- EXERCISE GOAL
Copy the records word for word from the first line through the line that contains "y-tide-tick-label: −1500 —", including that line.

- DATA ENTRIES

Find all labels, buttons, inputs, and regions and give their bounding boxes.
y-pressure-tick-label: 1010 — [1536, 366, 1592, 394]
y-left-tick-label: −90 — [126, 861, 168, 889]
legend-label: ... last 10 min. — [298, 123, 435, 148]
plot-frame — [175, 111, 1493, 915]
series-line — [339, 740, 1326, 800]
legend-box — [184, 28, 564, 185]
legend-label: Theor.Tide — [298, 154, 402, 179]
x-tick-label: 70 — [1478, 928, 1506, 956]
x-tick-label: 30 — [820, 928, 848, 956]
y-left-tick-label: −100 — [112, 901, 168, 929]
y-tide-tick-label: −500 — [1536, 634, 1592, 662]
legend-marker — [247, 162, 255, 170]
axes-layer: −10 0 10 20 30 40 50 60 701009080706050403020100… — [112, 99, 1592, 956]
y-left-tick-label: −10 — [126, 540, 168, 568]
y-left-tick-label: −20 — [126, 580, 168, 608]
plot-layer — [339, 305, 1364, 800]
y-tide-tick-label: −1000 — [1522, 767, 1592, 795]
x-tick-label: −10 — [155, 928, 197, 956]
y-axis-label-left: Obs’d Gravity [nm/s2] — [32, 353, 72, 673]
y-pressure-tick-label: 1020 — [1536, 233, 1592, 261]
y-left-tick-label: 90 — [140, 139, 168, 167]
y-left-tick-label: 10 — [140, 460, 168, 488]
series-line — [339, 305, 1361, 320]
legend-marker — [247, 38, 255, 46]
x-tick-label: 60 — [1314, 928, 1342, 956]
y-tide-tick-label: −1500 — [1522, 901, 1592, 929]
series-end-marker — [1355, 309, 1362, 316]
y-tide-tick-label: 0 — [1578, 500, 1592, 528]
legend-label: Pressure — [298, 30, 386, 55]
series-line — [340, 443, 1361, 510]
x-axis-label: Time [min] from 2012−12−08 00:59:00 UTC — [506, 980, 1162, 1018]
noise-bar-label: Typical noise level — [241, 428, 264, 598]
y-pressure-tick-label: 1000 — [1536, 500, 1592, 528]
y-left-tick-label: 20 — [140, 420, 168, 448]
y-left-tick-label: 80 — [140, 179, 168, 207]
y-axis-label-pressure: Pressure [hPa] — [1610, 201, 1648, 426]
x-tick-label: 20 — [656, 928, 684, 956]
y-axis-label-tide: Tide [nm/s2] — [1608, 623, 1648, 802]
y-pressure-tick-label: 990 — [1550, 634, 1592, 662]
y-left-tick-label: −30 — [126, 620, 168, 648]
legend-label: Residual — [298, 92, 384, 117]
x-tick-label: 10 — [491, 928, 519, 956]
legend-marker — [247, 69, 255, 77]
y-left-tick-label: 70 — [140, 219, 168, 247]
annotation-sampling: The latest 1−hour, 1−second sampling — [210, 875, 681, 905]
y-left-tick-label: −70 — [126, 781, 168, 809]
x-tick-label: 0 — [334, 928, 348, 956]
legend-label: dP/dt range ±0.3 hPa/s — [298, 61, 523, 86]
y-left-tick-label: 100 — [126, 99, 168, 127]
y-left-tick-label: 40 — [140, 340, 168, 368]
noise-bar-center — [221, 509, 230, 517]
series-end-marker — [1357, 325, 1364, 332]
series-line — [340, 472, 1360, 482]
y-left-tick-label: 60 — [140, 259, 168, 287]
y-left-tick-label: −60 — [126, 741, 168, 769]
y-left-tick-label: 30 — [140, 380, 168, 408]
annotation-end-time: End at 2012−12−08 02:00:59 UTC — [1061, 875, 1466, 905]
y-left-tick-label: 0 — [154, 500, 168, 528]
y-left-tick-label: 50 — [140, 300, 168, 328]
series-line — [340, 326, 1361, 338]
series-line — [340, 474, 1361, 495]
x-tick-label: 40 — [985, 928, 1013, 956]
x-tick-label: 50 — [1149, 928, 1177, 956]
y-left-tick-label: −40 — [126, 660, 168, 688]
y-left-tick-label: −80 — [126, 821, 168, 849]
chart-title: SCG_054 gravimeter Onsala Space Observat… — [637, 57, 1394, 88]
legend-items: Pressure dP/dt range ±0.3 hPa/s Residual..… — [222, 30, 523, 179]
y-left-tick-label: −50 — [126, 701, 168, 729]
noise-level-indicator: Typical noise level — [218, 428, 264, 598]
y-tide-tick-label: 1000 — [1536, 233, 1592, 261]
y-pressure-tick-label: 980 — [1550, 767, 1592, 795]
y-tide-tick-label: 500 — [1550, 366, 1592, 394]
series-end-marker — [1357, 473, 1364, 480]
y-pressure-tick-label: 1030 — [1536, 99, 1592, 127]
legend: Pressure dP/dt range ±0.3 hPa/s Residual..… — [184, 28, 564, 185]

- RESULT OF THIS EXERCISE
Find all labels, buttons, inputs, and regions and give their bounding boxes.
y-pressure-tick-label: 1010 — [1536, 366, 1592, 394]
y-left-tick-label: −90 — [126, 861, 168, 889]
legend-label: ... last 10 min. — [298, 123, 435, 148]
plot-frame — [175, 111, 1493, 915]
series-line — [339, 740, 1326, 800]
legend-box — [184, 28, 564, 185]
legend-label: Theor.Tide — [298, 154, 402, 179]
x-tick-label: 70 — [1478, 928, 1506, 956]
x-tick-label: 30 — [820, 928, 848, 956]
y-left-tick-label: −100 — [112, 901, 168, 929]
y-tide-tick-label: −500 — [1536, 634, 1592, 662]
legend-marker — [247, 162, 255, 170]
axes-layer: −10 0 10 20 30 40 50 60 701009080706050403020100… — [112, 99, 1592, 956]
y-left-tick-label: −10 — [126, 540, 168, 568]
y-left-tick-label: −20 — [126, 580, 168, 608]
plot-layer — [339, 305, 1364, 800]
y-tide-tick-label: −1000 — [1522, 767, 1592, 795]
x-tick-label: −10 — [155, 928, 197, 956]
y-axis-label-left: Obs’d Gravity [nm/s2] — [32, 353, 72, 673]
y-pressure-tick-label: 1020 — [1536, 233, 1592, 261]
y-left-tick-label: 90 — [140, 139, 168, 167]
y-left-tick-label: 10 — [140, 460, 168, 488]
series-line — [339, 305, 1361, 320]
legend-marker — [247, 38, 255, 46]
x-tick-label: 60 — [1314, 928, 1342, 956]
y-tide-tick-label: −1500 — [1522, 901, 1592, 929]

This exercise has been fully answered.